TESTO DELLA PAGINA
All’Italian Gaming Expo & Conference 2026 in corso a Roma, il panel “Digital transformation nel gaming: dalla compliance alla crescita” ha offerto una panoramica articolata sulle traiettorie evolutive del settore, mettendo al centro il rapporto tra innovazione tecnologica, sicurezza e regolamentazione. Tra gli interventi più rilevanti, quello di Marzia Turrini (in foto), Global President AI Gaming and Cyber Security di BMM, ha approfondito il legame sempre più stretto tra intelligenza artificiale, compliance e protezione dell’ecosistema.
Turrini ha chiarito fin da subito come il dibattito sull’intelligenza artificiale non possa essere confinato a una dimensione puramente tecnologica. Al contrario, si inserisce in un contesto culturale e strategico più ampio, che coinvolge operatori, fornitori e regolatori a livello globale. “Non stiamo parlando solo di tecnologia, ma di un cambiamento che riguarda il modo in cui pensiamo e gestiamo il business”, è il senso del suo intervento.
Un esempio concreto arriva dal contesto europeo, dove gli operatori del gioco si trovano ad affrontare sfide che vanno ben oltre i confini nazionali, a partire dalla protezione dei dati. In un mercato sempre più interconnesso, la gestione delle informazioni sensibili e la sicurezza informatica diventano elementi centrali non solo per la conformità normativa, ma anche per la tutela del business e dei giocatori.
Proprio su questo punto, Turrini ha sottolineato come la compliance sia destinata a evolvere verso un modello “by design”. Non più un insieme di obblighi da rispettare a valle, ma un principio da integrare fin dalle fasi iniziali di sviluppo di prodotti e servizi. Un approccio che richiede un cambio di paradigma lungo tutta la filiera: dai fornitori tecnologici agli operatori, fino agli enti certificatori.
Il percorso verso la certificazione dei prodotti, infatti, si inserisce in un contesto caratterizzato da sistemi sempre più complessi, nei quali l’intelligenza artificiale gioca un ruolo crescente. Questa complessità, ha evidenziato Turrini, rende il confronto tra gli attori del settore non solo utile, ma necessario. “Sono discussioni che forse in passato sono state limitate, ma oggi diventano imprescindibili”, ha lasciato intendere.
In questo scenario, l’intelligenza artificiale si configura come una leva strategica sia per l’innovazione sia per la sicurezza. Da un lato abilita nuove funzionalità e modelli di business, dall’altro rafforza i meccanismi di controllo, contribuendo a prevenire rischi e vulnerabilità.
Il messaggio emerso dal panel è chiaro: la trasformazione digitale nel gaming passa inevitabilmente da una integrazione profonda tra tecnologia, compliance e cultura aziendale. E, come evidenziato da Marzia Turrini, solo attraverso un approccio sistemico e condiviso sarà possibile affrontare le sfide di un settore in continua evoluzione, garantendo al tempo stesso crescita, sicurezza e sostenibilità.

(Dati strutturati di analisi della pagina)
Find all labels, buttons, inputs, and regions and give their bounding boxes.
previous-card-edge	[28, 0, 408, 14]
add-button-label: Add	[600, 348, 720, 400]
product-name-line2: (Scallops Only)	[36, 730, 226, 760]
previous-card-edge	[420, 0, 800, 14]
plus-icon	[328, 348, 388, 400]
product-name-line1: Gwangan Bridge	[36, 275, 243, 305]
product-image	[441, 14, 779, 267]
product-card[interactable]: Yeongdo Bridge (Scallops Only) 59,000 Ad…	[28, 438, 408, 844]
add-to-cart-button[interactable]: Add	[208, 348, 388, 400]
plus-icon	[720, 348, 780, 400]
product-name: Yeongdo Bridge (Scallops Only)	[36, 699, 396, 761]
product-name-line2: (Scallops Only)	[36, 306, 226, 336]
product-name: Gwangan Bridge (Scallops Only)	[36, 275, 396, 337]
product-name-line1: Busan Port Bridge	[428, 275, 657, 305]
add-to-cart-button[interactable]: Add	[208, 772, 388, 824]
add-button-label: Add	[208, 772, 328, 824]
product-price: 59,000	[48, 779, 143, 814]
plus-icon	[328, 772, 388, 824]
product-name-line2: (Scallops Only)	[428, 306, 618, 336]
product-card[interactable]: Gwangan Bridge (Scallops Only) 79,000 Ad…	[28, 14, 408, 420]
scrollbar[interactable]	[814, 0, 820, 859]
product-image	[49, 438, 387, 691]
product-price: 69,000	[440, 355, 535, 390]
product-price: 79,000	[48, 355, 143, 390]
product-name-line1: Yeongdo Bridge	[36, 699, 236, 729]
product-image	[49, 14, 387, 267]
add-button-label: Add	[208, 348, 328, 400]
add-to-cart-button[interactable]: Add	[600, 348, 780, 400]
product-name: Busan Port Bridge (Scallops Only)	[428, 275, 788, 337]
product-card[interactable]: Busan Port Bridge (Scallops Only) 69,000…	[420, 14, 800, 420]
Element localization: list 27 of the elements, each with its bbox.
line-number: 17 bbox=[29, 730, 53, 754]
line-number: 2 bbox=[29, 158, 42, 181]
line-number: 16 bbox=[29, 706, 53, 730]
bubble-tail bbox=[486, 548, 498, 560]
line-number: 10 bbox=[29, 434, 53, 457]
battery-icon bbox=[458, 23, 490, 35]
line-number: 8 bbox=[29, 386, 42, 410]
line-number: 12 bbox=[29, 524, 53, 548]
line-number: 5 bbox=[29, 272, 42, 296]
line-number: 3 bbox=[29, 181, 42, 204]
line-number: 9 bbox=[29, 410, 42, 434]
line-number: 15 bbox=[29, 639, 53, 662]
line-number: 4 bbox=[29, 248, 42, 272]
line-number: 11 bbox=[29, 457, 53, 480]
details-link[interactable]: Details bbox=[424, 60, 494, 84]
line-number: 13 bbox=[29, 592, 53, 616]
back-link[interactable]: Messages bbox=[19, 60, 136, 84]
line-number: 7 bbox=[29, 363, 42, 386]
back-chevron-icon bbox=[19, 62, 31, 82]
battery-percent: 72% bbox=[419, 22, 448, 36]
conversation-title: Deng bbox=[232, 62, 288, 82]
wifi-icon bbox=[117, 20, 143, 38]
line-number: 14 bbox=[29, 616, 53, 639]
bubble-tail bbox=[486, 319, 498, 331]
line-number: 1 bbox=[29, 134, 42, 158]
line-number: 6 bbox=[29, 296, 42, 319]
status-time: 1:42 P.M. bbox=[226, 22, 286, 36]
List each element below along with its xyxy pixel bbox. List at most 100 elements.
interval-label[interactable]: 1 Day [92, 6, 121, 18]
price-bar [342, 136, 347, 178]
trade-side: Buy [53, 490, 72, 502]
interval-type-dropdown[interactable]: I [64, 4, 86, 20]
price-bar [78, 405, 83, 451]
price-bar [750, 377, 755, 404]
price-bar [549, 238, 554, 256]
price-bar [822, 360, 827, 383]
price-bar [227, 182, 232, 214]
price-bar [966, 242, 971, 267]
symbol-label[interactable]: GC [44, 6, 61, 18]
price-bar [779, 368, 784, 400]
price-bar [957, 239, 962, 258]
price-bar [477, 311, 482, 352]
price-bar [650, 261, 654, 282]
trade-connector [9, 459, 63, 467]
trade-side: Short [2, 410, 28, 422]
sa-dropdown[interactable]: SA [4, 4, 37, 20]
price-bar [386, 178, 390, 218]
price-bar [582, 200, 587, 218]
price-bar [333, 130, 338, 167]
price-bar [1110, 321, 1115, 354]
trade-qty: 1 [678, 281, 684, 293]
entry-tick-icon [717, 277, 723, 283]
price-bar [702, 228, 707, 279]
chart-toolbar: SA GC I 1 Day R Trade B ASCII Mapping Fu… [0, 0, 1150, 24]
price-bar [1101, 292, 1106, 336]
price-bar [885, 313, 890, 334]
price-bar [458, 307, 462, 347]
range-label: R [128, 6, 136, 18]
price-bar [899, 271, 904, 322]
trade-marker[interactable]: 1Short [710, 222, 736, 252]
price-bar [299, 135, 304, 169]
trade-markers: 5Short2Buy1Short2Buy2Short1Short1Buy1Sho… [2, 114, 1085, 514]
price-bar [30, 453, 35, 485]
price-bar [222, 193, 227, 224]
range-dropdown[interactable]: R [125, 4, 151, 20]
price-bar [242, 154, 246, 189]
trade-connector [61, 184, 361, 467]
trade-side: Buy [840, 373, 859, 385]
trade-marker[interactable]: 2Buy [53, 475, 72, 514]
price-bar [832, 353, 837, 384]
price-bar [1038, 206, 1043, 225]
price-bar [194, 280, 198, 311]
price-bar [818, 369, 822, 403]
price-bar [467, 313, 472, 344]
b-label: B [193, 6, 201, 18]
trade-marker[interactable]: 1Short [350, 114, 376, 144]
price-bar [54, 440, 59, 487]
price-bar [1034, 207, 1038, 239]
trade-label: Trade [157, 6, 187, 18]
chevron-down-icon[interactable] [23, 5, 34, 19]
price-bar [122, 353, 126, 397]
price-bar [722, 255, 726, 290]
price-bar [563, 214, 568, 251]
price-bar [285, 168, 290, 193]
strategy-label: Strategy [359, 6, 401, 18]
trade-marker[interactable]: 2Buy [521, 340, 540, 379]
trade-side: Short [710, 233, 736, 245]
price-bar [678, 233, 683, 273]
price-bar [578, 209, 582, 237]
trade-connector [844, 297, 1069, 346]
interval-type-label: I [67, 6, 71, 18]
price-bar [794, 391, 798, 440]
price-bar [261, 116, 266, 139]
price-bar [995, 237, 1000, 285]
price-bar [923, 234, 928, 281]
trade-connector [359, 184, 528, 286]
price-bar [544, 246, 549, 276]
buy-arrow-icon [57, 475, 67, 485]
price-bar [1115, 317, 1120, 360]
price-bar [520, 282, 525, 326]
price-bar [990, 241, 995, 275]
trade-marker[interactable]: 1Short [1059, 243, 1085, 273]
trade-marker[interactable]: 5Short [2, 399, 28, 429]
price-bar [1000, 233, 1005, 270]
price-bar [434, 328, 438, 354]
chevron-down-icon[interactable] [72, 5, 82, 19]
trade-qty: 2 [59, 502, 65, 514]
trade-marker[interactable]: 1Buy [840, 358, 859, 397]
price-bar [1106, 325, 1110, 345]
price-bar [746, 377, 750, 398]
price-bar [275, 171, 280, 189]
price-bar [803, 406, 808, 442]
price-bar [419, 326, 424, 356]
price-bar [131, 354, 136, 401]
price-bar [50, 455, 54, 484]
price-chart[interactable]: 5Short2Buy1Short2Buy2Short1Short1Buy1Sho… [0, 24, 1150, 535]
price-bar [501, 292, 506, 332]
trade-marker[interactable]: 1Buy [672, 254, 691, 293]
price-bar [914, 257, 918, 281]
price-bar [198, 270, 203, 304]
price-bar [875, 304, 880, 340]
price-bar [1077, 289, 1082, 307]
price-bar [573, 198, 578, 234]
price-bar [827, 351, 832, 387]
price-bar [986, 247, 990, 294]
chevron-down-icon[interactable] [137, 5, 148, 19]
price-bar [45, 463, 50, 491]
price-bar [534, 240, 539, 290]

CONSEGNA
Rispondi brevemente a queste domande sull'articolo relativo al panel dell'Italian Gaming Expo:
1. Quale ruolo ricopre Marzia Turrini in BMM?
2. Verso quale modello è destinata a evolvere la compliance secondo Turrini?
3. Tra quali tre elementi, secondo il messaggio emerso dal panel, deve esserci una integrazione profonda?
I record sono un materiale a sé, distinto dal testo.

RISPOSTA
1. Global President AI Gaming and Cyber Security.
2. Verso un modello "by design".
3. Tra tecnologia, compliance e cultura aziendale.